> _Objective_: Copy out all of the data below with no alterations.

Records from a collection of figures
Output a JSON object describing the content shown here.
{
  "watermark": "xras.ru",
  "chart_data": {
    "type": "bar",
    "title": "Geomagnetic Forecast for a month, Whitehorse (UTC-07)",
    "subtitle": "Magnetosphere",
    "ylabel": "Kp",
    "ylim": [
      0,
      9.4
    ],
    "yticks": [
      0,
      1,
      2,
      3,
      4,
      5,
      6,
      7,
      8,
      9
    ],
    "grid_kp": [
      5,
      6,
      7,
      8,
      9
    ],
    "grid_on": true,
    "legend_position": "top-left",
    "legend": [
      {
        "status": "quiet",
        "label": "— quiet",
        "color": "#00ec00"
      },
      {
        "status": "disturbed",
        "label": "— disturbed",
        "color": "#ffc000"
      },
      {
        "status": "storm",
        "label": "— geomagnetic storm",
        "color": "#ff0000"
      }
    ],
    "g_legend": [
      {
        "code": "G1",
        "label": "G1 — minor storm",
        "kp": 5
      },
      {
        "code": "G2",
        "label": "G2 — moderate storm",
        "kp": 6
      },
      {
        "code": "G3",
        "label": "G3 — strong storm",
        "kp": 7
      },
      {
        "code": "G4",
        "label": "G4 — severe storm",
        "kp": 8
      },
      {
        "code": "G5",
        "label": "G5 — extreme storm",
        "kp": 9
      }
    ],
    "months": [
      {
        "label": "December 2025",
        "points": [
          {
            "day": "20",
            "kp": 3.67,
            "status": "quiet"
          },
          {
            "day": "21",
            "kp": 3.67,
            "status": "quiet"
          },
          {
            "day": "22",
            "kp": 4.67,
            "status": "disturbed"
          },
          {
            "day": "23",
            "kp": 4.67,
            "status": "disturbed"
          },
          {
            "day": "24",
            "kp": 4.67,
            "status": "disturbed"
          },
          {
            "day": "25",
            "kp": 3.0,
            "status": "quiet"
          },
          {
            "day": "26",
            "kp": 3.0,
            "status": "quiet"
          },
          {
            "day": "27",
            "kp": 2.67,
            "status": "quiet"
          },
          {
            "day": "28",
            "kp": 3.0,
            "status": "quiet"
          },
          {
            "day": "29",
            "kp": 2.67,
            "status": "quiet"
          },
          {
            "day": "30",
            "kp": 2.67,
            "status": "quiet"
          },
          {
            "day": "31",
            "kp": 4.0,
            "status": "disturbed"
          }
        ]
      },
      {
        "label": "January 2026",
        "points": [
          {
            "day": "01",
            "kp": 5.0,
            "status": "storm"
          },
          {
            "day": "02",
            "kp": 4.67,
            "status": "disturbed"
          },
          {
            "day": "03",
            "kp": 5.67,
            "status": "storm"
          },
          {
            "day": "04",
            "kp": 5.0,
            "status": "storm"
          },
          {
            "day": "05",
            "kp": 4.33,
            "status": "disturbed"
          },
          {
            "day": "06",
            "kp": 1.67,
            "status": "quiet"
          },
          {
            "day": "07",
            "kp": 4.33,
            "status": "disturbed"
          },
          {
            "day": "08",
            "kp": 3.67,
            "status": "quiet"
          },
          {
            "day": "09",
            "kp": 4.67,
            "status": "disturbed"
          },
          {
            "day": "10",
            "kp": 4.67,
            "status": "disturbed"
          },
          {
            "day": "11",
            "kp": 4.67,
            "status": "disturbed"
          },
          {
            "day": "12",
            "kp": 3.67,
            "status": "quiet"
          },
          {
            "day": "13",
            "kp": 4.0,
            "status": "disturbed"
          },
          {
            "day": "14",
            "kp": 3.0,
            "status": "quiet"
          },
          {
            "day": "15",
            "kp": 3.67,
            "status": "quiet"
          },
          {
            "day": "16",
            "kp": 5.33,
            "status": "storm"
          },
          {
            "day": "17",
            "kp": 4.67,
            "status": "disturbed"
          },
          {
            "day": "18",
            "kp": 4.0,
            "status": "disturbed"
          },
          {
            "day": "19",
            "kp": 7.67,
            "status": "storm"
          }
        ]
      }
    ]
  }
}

> _Answer to this exercise_:
Output a JSON object describing the content shown here.
{
  "watermark": "xras.ru",
  "chart_data": {
    "type": "bar",
    "title": "Geomagnetic Forecast for a month, Whitehorse (UTC-07)",
    "subtitle": "Magnetosphere",
    "ylabel": "Kp",
    "ylim": [
      0,
      9.4
    ],
    "yticks": [
      0,
      1,
      2,
      3,
      4,
      5,
      6,
      7,
      8,
      9
    ],
    "grid_kp": [
      5,
      6,
      7,
      8,
      9
    ],
    "grid_on": true,
    "legend_position": "top-left",
    "legend": [
      {
        "status": "quiet",
        "label": "— quiet",
        "color": "#00ec00"
      },
      {
        "status": "disturbed",
        "label": "— disturbed",
        "color": "#ffc000"
      },
      {
        "status": "storm",
        "label": "— geomagnetic storm",
        "color": "#ff0000"
      }
    ],
    "g_legend": [
      {
        "code": "G1",
        "label": "G1 — minor storm",
        "kp": 5
      },
      {
        "code": "G2",
        "label": "G2 — moderate storm",
        "kp": 6
      },
      {
        "code": "G3",
        "label": "G3 — strong storm",
        "kp": 7
      },
      {
        "code": "G4",
        "label": "G4 — severe storm",
        "kp": 8
      },
      {
        "code": "G5",
        "label": "G5 — extreme storm",
        "kp": 9
      }
    ],
    "months": [
      {
        "label": "December 2025",
        "points": [
          {
            "day": "20",
            "kp": 3.67,
            "status": "quiet"
          },
          {
            "day": "21",
            "kp": 3.67,
            "status": "quiet"
          },
          {
            "day": "22",
            "kp": 4.67,
            "status": "disturbed"
          },
          {
            "day": "23",
            "kp": 4.67,
            "status": "disturbed"
          },
          {
            "day": "24",
            "kp": 4.67,
            "status": "disturbed"
          },
          {
            "day": "25",
            "kp": 3.0,
            "status": "quiet"
          },
          {
            "day": "26",
            "kp": 3.0,
            "status": "quiet"
          },
          {
            "day": "27",
            "kp": 2.67,
            "status": "quiet"
          },
          {
            "day": "28",
            "kp": 3.0,
            "status": "quiet"
          },
          {
            "day": "29",
            "kp": 2.67,
            "status": "quiet"
          },
          {
            "day": "30",
            "kp": 2.67,
            "status": "quiet"
          },
          {
            "day": "31",
            "kp": 4.0,
            "status": "disturbed"
          }
        ]
      },
      {
        "label": "January 2026",
        "points": [
          {
            "day": "01",
            "kp": 5.0,
            "status": "storm"
          },
          {
            "day": "02",
            "kp": 4.67,
            "status": "disturbed"
          },
          {
            "day": "03",
            "kp": 5.67,
            "status": "storm"
          },
          {
            "day": "04",
            "kp": 5.0,
            "status": "storm"
          },
          {
            "day": "05",
            "kp": 4.33,
            "status": "disturbed"
          },
          {
            "day": "06",
            "kp": 1.67,
            "status": "quiet"
          },
          {
            "day": "07",
            "kp": 4.33,
            "status": "disturbed"
          },
          {
            "day": "08",
            "kp": 3.67,
            "status": "quiet"
          },
          {
            "day": "09",
            "kp": 4.67,
            "status": "disturbed"
          },
          {
            "day": "10",
            "kp": 4.67,
            "status": "disturbed"
          },
          {
            "day": "11",
            "kp": 4.67,
            "status": "disturbed"
          },
          {
            "day": "12",
            "kp": 3.67,
            "status": "quiet"
          },
          {
            "day": "13",
            "kp": 4.0,
            "status": "disturbed"
          },
          {
            "day": "14",
            "kp": 3.0,
            "status": "quiet"
          },
          {
            "day": "15",
            "kp": 3.67,
            "status": "quiet"
          },
          {
            "day": "16",
            "kp": 5.33,
            "status": "storm"
          },
          {
            "day": "17",
            "kp": 4.67,
            "status": "disturbed"
          },
          {
            "day": "18",
            "kp": 4.0,
            "status": "disturbed"
          },
          {
            "day": "19",
            "kp": 7.67,
            "status": "storm"
          }
        ]
      }
    ]
  }
}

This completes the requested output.